▸ **Directive**
Filter these entries, keeping only lines that hold the word "ganglia".

▸ **Rows**

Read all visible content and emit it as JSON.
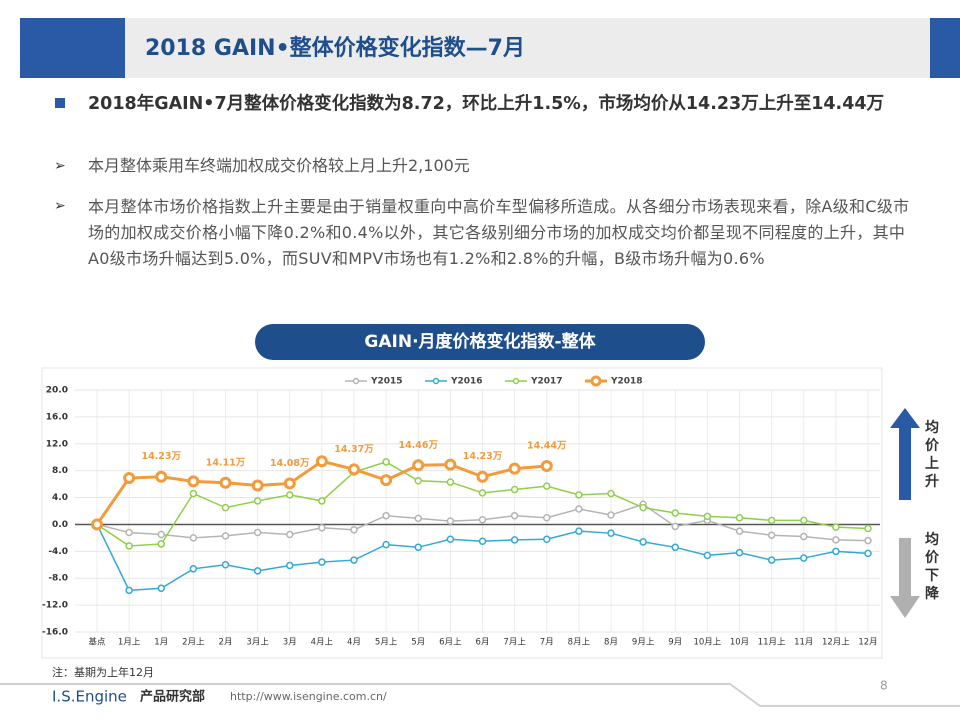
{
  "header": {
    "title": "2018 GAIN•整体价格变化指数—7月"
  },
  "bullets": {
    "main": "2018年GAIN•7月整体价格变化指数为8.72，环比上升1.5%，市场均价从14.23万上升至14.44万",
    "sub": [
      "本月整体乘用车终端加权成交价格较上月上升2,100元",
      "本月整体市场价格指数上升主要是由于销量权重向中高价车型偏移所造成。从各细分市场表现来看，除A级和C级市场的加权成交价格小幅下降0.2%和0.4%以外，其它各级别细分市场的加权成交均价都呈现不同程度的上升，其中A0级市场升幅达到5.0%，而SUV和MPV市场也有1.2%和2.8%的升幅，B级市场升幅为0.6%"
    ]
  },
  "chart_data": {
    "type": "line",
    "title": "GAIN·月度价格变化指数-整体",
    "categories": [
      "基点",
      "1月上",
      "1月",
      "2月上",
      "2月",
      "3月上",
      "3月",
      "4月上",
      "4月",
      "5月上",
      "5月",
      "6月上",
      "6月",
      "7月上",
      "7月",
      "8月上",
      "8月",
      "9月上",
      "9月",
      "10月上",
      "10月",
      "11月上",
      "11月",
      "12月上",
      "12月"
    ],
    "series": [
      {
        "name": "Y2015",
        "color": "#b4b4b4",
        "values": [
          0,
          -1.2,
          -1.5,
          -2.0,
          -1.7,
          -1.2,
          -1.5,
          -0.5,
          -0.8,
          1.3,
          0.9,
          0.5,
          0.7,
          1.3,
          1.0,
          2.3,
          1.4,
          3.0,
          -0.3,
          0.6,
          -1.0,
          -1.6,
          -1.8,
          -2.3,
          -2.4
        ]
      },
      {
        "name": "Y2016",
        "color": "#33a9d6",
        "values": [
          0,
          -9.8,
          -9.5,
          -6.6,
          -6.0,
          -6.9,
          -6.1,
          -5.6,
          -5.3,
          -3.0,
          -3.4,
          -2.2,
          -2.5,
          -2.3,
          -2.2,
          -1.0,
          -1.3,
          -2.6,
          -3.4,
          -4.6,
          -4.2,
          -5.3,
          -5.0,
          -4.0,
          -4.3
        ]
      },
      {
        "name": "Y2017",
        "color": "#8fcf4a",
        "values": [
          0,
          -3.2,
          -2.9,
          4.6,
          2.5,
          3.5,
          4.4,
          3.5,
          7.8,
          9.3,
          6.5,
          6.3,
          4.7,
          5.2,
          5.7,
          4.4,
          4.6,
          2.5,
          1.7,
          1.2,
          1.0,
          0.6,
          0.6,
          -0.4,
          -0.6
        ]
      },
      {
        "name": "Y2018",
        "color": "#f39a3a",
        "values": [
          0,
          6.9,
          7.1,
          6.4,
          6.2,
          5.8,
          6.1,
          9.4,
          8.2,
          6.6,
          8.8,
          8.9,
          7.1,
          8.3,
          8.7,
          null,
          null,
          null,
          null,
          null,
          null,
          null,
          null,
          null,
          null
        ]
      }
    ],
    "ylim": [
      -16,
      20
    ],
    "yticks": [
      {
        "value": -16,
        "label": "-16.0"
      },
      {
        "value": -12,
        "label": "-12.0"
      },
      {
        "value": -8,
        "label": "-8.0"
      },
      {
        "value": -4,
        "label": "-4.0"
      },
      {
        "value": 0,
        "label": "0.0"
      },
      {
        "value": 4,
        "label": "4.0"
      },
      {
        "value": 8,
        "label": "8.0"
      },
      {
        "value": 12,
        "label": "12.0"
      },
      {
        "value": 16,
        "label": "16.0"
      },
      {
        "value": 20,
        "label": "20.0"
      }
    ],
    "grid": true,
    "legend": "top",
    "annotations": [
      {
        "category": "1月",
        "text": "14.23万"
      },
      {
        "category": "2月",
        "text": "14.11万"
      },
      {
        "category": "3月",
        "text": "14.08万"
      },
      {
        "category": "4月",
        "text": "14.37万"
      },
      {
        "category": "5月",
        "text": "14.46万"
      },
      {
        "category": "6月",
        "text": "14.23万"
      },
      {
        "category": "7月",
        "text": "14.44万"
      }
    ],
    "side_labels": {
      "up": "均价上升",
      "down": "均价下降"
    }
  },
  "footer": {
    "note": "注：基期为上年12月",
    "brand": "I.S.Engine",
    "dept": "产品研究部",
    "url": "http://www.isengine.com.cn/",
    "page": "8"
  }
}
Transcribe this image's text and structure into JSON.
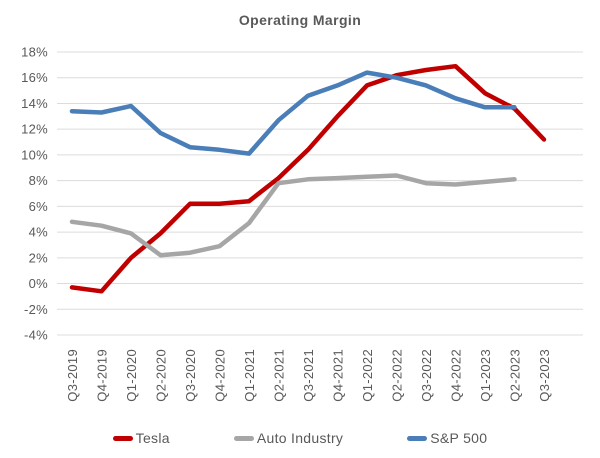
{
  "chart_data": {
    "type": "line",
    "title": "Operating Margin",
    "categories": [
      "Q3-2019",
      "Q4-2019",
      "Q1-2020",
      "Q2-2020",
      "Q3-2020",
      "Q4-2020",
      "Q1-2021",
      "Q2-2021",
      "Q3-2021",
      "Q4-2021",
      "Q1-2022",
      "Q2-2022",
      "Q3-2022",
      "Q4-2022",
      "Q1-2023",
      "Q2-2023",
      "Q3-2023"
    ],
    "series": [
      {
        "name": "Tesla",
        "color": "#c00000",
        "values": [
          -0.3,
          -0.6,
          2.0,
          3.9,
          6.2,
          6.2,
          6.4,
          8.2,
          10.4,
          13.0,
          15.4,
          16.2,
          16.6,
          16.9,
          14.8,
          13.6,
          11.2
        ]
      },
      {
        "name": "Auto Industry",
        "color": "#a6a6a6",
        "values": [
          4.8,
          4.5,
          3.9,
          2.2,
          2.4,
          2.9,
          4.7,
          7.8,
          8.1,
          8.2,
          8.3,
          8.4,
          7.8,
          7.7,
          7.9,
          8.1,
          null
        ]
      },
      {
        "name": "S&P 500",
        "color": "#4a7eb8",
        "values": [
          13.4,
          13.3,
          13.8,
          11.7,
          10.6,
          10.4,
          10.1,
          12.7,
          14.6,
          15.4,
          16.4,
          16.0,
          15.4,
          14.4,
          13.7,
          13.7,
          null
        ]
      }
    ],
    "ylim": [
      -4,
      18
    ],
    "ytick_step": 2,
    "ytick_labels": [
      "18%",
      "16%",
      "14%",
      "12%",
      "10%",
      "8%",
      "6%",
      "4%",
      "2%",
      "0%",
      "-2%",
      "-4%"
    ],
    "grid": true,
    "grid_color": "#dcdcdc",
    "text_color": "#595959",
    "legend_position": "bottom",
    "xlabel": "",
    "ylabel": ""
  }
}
...
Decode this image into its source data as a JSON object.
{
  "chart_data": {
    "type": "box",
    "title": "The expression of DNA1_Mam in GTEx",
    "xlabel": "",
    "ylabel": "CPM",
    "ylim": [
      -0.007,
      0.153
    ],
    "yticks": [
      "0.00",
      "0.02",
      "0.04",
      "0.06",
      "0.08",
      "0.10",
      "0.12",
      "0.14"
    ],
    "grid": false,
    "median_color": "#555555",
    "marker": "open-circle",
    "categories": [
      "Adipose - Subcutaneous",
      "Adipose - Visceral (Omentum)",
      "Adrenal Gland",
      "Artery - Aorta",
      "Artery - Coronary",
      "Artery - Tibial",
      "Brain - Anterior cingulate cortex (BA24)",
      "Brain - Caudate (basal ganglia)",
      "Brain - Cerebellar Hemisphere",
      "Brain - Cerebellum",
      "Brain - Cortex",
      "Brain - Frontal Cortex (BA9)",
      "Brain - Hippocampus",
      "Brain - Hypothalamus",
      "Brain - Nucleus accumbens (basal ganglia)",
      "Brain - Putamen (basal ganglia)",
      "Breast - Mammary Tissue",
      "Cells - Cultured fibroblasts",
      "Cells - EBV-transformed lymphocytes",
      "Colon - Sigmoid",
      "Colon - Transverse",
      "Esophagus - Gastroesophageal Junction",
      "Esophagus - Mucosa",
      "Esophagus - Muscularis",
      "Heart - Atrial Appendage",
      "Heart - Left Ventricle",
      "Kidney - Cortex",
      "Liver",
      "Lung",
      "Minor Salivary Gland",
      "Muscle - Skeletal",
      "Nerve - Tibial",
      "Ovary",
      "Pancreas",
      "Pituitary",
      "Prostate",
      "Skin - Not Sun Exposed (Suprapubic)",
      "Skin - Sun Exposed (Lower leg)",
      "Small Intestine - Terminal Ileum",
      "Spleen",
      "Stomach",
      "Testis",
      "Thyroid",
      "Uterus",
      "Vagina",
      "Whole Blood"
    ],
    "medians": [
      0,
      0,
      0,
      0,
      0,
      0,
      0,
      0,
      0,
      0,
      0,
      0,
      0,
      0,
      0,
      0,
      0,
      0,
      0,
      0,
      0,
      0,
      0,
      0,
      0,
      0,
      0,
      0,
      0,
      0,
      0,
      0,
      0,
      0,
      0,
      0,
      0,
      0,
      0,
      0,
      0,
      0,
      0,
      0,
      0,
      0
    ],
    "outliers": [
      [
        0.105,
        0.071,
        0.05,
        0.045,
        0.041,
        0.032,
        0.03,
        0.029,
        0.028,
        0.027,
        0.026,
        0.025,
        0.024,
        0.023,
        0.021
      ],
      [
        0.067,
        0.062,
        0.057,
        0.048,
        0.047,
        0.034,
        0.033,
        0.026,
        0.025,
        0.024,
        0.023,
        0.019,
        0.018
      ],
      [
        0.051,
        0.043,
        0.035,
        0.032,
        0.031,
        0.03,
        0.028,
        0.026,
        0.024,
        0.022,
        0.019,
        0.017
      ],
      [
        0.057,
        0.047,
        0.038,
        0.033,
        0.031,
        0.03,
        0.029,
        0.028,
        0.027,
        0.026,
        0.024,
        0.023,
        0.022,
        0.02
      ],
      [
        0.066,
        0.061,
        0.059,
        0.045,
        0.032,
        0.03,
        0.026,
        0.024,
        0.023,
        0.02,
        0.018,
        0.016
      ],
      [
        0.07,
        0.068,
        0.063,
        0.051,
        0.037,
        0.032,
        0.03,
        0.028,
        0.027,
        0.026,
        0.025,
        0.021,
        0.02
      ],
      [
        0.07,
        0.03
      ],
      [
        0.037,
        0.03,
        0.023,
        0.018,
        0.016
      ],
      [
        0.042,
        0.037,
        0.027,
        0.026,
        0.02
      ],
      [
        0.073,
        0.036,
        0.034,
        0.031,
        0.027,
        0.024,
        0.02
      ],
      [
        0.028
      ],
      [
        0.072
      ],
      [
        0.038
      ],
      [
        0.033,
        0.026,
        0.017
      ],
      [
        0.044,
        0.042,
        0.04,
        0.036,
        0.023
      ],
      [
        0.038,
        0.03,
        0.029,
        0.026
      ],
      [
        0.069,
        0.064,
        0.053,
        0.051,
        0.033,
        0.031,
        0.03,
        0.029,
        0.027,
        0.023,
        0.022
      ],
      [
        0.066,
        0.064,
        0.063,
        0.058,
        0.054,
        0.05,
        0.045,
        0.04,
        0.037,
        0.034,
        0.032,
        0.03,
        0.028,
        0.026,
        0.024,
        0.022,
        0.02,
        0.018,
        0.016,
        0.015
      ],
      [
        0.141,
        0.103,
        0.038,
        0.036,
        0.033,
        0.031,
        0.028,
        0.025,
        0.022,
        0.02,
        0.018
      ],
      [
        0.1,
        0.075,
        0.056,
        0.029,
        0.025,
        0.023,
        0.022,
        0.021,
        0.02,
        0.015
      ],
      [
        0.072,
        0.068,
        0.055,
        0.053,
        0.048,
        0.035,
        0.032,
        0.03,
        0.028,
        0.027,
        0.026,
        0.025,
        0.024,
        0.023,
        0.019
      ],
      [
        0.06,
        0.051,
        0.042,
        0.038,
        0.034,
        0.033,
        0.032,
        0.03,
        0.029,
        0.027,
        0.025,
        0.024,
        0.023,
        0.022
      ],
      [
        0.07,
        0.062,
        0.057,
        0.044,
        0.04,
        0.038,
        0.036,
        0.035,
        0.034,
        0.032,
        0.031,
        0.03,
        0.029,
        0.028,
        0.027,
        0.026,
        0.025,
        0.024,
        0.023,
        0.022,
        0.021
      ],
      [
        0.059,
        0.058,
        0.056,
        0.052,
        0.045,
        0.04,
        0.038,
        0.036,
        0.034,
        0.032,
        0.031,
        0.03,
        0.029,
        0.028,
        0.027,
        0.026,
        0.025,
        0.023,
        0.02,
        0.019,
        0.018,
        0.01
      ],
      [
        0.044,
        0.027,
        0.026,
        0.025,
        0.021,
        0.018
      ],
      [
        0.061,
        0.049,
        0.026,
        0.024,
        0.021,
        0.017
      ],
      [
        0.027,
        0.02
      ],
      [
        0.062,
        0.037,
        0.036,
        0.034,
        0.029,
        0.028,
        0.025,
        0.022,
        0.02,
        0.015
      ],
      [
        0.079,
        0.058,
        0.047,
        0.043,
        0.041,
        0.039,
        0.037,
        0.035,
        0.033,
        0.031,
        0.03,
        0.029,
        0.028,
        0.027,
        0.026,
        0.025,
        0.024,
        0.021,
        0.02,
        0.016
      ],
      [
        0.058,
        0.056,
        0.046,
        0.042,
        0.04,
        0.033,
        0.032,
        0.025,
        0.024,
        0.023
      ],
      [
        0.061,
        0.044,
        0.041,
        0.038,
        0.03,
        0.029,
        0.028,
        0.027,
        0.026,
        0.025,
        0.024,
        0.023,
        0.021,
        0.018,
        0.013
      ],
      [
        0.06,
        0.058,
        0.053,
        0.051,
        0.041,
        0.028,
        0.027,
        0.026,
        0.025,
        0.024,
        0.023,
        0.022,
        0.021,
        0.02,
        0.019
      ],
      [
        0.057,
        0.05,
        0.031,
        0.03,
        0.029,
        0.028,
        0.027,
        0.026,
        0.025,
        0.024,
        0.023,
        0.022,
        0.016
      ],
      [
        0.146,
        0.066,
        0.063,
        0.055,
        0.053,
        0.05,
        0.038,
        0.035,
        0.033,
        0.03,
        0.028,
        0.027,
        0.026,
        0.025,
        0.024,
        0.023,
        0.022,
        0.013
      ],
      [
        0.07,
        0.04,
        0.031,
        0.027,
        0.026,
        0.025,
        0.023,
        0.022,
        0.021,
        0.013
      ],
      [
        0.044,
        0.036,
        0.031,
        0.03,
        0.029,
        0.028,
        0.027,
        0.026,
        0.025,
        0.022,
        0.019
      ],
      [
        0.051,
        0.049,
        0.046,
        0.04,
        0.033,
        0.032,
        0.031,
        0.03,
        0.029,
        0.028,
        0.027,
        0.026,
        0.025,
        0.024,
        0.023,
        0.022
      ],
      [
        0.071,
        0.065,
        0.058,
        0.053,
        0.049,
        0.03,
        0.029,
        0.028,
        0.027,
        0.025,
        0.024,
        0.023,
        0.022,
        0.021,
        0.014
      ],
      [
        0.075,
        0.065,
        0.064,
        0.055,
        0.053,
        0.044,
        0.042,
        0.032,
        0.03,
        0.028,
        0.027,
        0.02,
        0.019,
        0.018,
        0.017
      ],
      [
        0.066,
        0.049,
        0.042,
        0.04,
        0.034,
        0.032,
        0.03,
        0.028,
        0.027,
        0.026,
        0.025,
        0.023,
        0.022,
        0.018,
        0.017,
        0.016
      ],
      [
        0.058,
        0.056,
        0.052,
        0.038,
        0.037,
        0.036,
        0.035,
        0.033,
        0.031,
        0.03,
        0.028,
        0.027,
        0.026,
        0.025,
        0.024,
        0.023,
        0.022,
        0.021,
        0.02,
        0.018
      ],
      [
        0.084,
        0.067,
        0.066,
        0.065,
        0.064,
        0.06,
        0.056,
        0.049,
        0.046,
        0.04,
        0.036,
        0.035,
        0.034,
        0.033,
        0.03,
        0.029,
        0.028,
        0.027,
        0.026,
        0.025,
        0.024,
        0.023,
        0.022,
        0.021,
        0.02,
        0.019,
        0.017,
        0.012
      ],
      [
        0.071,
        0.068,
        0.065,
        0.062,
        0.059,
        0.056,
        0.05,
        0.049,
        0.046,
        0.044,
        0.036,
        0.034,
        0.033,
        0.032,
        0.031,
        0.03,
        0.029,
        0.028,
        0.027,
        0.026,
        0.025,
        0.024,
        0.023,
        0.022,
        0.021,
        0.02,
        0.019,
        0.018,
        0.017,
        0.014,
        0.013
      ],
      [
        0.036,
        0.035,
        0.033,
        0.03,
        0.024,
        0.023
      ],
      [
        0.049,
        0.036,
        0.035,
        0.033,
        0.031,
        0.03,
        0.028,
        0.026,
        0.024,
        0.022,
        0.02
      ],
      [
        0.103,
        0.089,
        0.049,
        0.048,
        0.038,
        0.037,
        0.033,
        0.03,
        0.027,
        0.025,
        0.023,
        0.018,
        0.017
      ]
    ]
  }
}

▸ **Finished exercise**
      "Brain - Caudate (basal ganglia)",
      "Brain - Nucleus accumbens (basal ganglia)",
      "Brain - Putamen (basal ganglia)",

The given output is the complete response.